Prompt. Transcribe each of the records below exactly, excluding all pictures.
━━ Listed entries
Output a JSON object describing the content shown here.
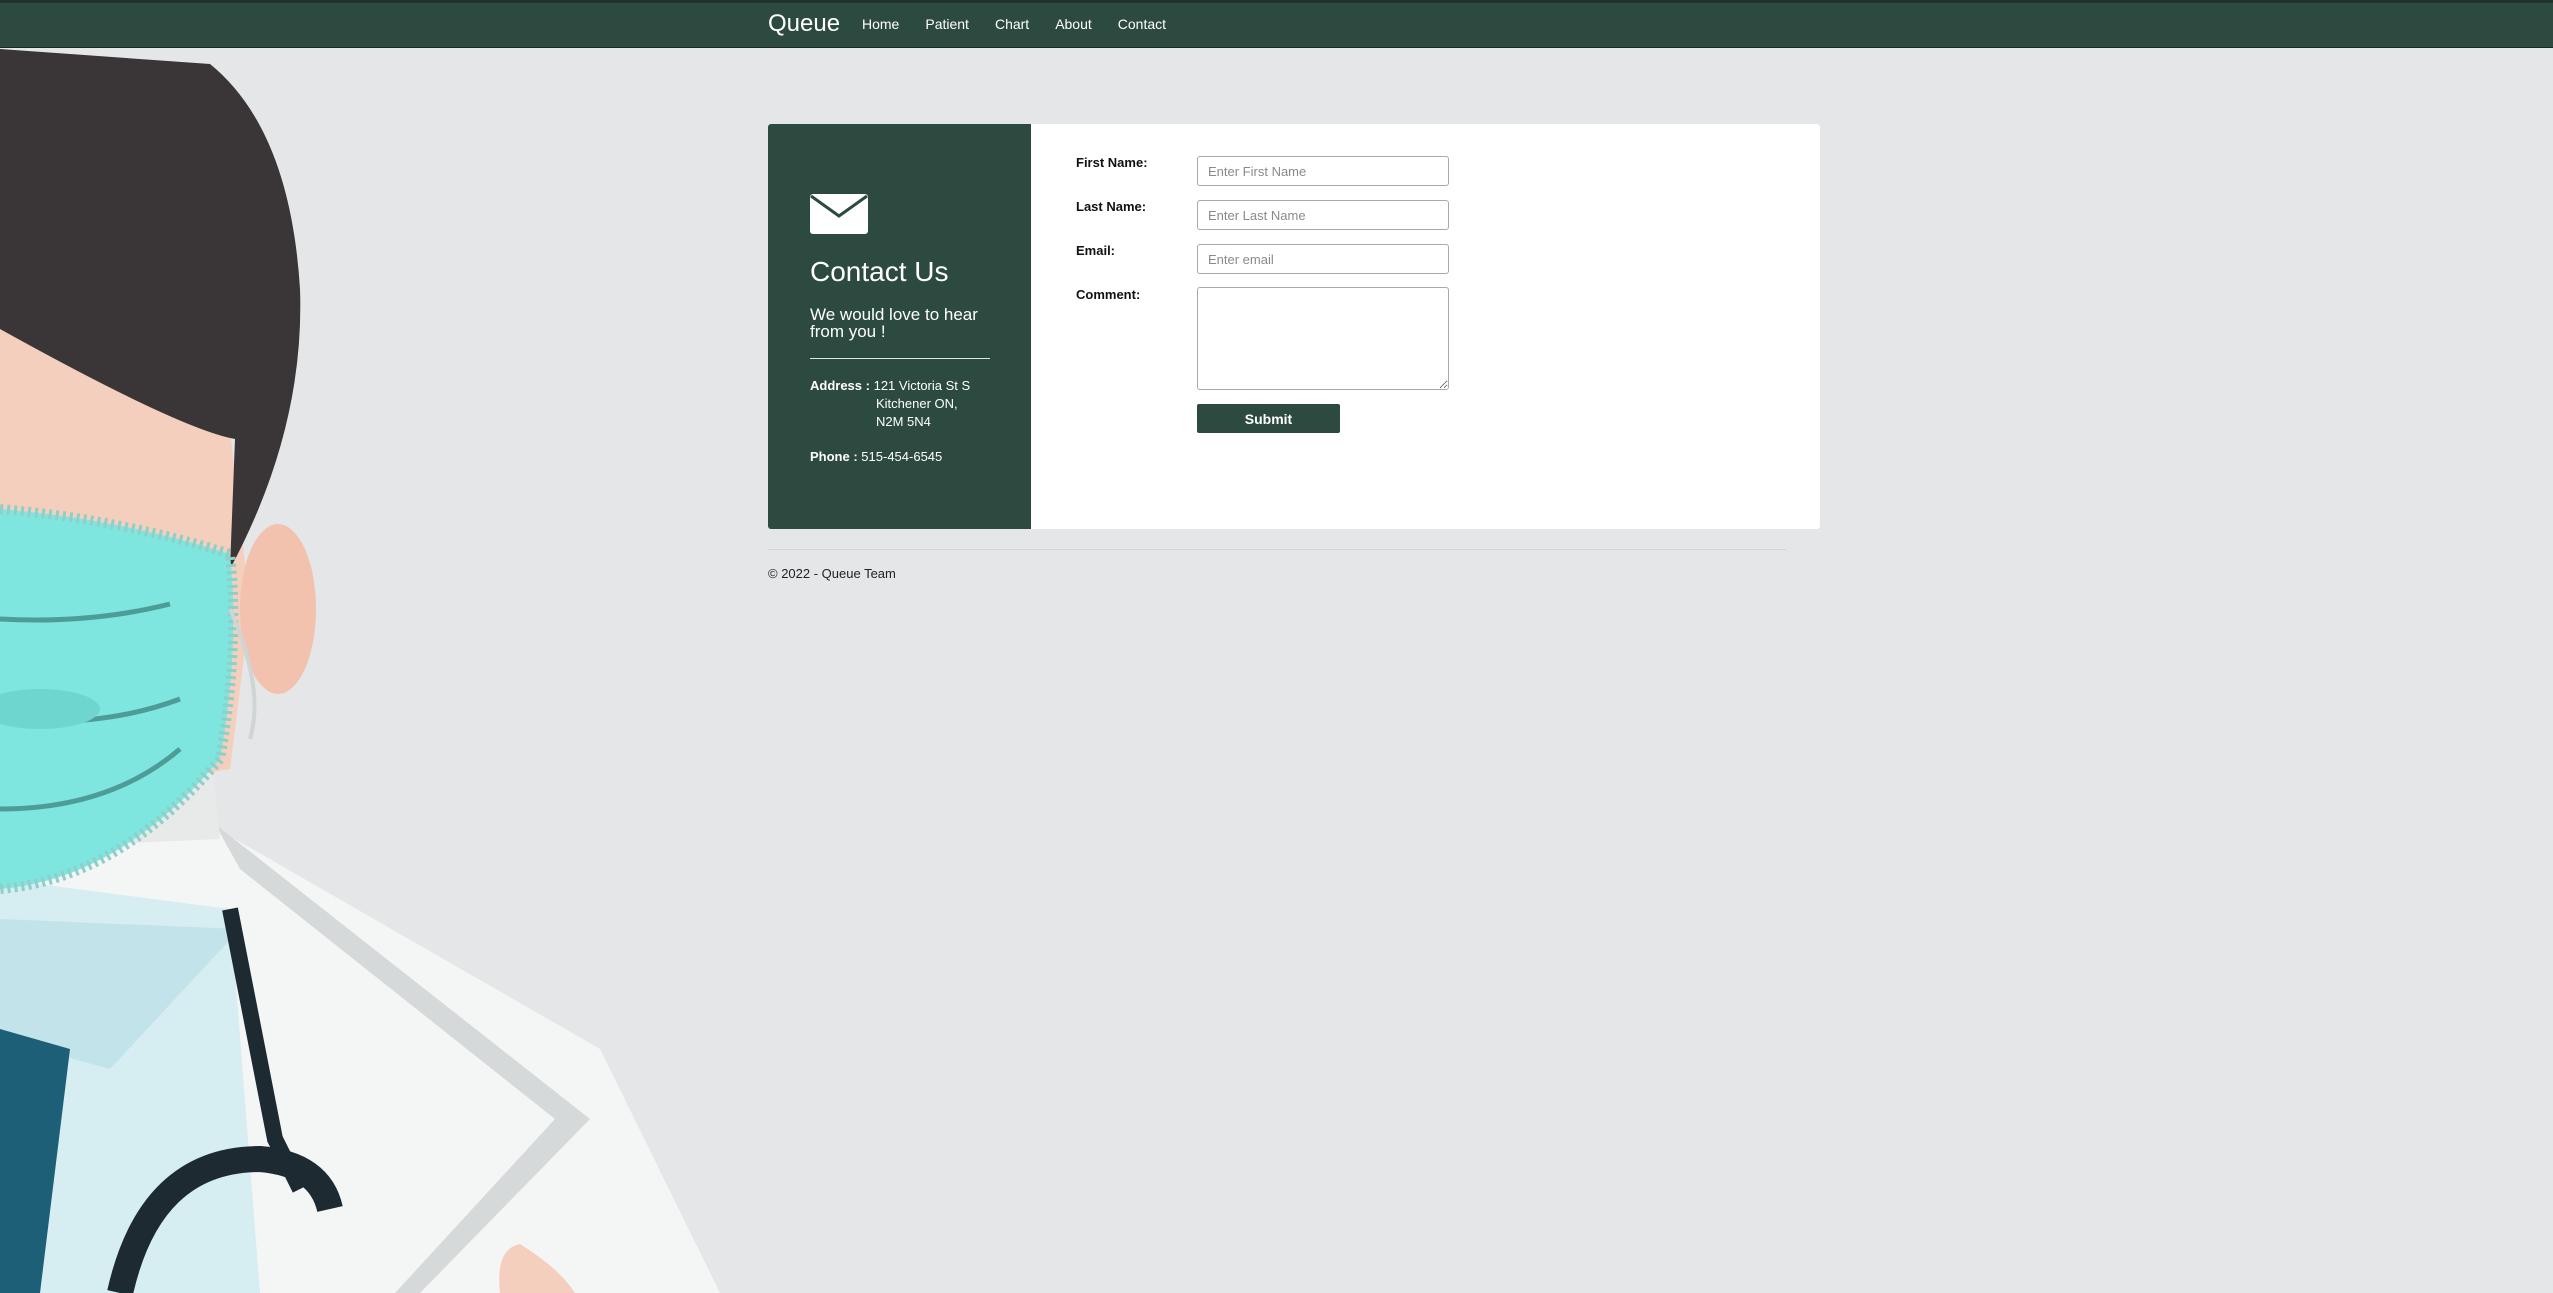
{
  "nav": {
    "brand": "Queue",
    "links": [
      "Home",
      "Patient",
      "Chart",
      "About",
      "Contact"
    ]
  },
  "contact_info": {
    "icon": "envelope-icon",
    "title": "Contact Us",
    "subtitle": "We would love to hear from you !",
    "address_label": "Address :",
    "address_line1": "121 Victoria St S",
    "address_line2": "Kitchener ON,",
    "address_line3": "N2M 5N4",
    "phone_label": "Phone :",
    "phone_value": "515-454-6545"
  },
  "form": {
    "first_name_label": "First Name:",
    "first_name_placeholder": "Enter First Name",
    "last_name_label": "Last Name:",
    "last_name_placeholder": "Enter Last Name",
    "email_label": "Email:",
    "email_placeholder": "Enter email",
    "comment_label": "Comment:",
    "submit_label": "Submit"
  },
  "footer": {
    "text": "© 2022 - Queue Team"
  },
  "colors": {
    "primary": "#2d4a40",
    "background": "#e5e6e8",
    "mask": "#7fe6df"
  }
}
━━━━
Result of the exercise.
Output a JSON object describing the content shown here.
{
  "nav": {
    "brand": "Queue",
    "links": [
      "Home",
      "Patient",
      "Chart",
      "About",
      "Contact"
    ]
  },
  "contact_info": {
    "icon": "envelope-icon",
    "title": "Contact Us",
    "subtitle": "We would love to hear from you !",
    "address_label": "Address :",
    "address_line1": "121 Victoria St S",
    "address_line2": "Kitchener ON,",
    "address_line3": "N2M 5N4",
    "phone_label": "Phone :",
    "phone_value": "515-454-6545"
  },
  "form": {
    "first_name_label": "First Name:",
    "first_name_placeholder": "Enter First Name",
    "last_name_label": "Last Name:",
    "last_name_placeholder": "Enter Last Name",
    "email_label": "Email:",
    "email_placeholder": "Enter email",
    "comment_label": "Comment:",
    "submit_label": "Submit"
  },
  "footer": {
    "text": "© 2022 - Queue Team"
  },
  "colors": {
    "primary": "#2d4a40",
    "background": "#e5e6e8",
    "mask": "#7fe6df"
  }
}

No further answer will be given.